GIVEN TASK
Please reproduce, word for word, everything from the line containing "What elements are" down to the line containing "870, 508, 886]", both of those lines included. Leave the pictures out of your answer.

EXCERPTED RECORDS
******
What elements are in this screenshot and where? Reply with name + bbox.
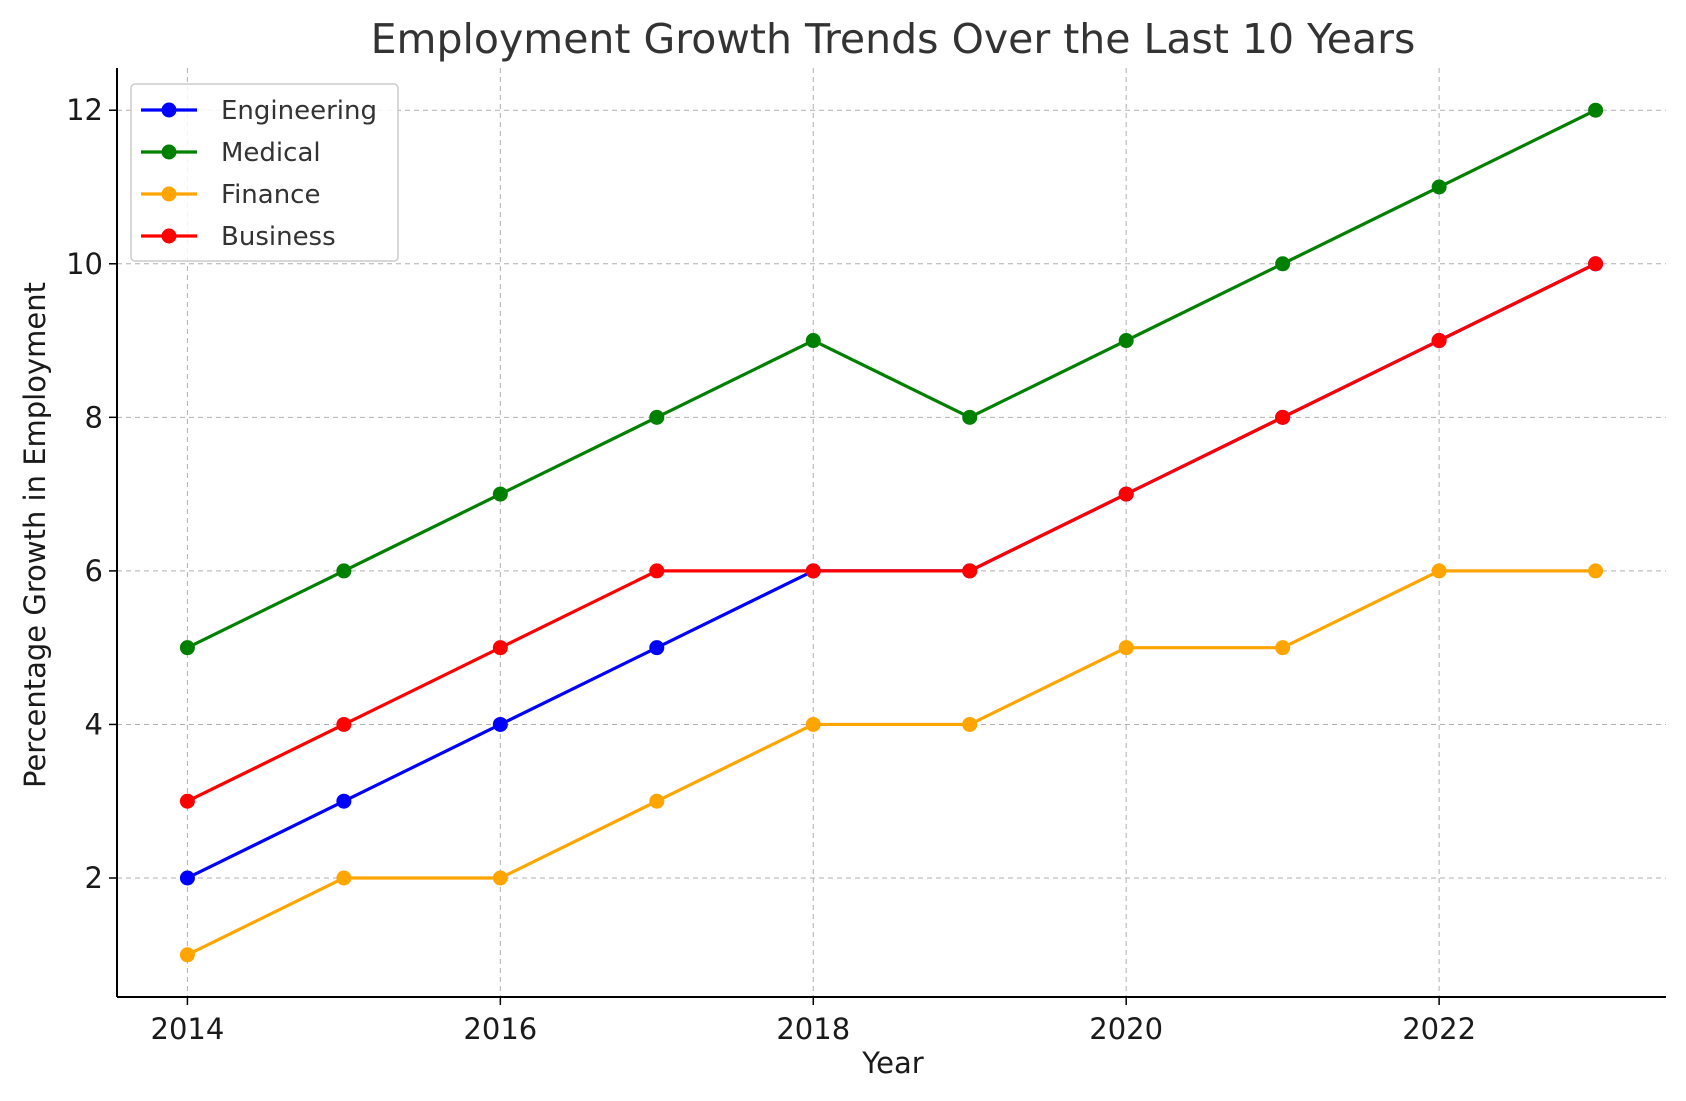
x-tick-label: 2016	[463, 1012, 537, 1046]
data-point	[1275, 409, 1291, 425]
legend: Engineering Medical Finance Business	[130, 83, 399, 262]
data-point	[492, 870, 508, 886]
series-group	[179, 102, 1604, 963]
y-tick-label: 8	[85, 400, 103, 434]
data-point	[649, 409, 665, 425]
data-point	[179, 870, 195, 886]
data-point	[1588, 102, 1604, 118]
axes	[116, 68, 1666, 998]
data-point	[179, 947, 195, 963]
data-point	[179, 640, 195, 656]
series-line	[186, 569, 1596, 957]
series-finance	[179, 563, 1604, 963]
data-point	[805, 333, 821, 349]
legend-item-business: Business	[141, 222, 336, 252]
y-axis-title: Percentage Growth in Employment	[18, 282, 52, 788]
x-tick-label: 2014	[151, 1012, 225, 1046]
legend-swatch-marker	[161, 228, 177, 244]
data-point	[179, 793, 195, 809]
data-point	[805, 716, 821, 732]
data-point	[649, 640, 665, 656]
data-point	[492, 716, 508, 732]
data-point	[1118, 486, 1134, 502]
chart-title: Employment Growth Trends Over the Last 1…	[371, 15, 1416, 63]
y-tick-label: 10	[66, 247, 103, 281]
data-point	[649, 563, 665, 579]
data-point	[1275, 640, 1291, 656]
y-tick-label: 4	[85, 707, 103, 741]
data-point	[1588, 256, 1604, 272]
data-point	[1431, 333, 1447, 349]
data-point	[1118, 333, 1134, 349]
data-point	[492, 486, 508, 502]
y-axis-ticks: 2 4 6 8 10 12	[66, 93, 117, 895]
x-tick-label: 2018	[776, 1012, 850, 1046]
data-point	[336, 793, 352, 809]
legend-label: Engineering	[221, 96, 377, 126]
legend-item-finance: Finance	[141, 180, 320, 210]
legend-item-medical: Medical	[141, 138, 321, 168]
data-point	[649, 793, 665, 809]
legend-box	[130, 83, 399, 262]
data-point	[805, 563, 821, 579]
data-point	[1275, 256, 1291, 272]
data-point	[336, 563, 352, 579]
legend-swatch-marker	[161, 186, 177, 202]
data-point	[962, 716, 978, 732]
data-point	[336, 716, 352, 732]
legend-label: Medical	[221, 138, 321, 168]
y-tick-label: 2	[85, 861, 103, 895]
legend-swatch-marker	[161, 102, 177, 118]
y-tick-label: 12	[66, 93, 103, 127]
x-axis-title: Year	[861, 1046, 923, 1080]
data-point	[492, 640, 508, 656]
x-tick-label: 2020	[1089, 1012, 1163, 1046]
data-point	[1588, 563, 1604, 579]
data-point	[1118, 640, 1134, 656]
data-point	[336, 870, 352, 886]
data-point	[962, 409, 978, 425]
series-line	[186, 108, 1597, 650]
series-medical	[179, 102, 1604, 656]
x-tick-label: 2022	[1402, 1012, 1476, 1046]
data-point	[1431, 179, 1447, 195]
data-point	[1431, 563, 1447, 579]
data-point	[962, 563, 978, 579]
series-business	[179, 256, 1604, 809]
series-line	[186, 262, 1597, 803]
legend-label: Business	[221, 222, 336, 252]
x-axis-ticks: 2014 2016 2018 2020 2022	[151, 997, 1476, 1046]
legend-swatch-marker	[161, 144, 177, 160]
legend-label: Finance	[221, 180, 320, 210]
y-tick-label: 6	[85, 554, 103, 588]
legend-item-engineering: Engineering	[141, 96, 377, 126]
******
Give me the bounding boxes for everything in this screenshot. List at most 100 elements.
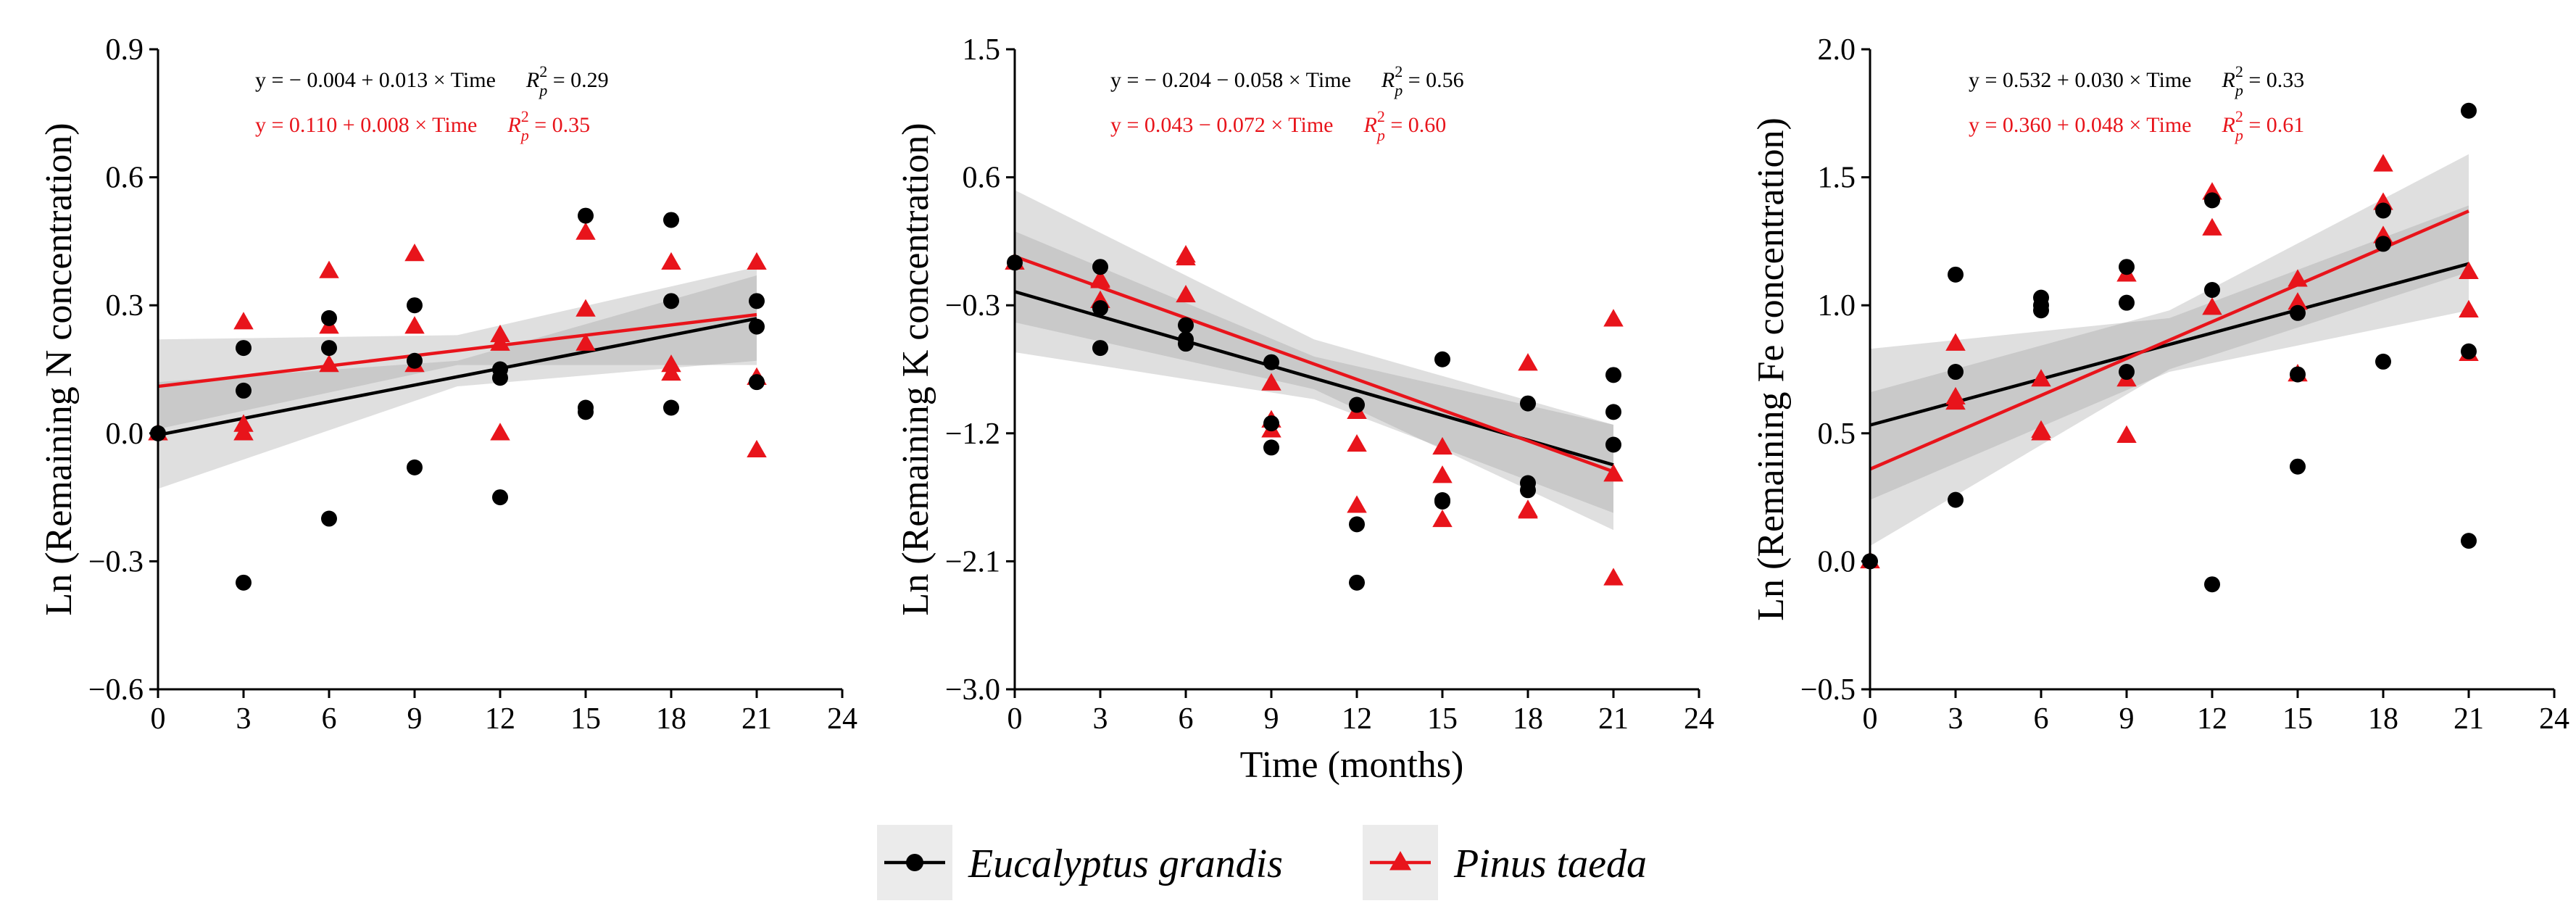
******
OUTPUT OF THE TASK
What elements are in this screenshot and where? Reply with name + bbox.
x-tick-label: 2016	[463, 1012, 537, 1046]
data-point	[1275, 409, 1291, 425]
legend: Engineering Medical Finance Business	[130, 83, 399, 262]
data-point	[492, 870, 508, 886]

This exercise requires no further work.